**** Dataset records
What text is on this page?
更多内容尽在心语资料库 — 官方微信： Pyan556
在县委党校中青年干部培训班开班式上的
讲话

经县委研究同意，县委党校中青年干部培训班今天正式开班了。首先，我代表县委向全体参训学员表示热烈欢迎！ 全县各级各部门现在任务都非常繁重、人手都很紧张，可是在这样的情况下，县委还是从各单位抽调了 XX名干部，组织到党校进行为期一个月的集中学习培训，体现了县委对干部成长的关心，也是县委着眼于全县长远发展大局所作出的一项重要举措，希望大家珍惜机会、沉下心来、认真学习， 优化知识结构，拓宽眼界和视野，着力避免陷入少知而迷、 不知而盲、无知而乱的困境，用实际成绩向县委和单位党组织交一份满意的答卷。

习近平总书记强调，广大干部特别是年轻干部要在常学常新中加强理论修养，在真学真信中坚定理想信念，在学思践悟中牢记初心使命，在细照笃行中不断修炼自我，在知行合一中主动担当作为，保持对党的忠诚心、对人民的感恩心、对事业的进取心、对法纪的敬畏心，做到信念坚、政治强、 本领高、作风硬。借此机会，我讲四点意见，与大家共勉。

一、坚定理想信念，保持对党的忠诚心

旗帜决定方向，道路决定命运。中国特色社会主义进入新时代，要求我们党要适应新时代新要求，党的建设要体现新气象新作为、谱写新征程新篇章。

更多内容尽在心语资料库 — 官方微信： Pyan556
********
What to work on: For the entries above, count the lines that contain the string "保持对党的忠诚心", and state that number without further comment.

Worked solution: 2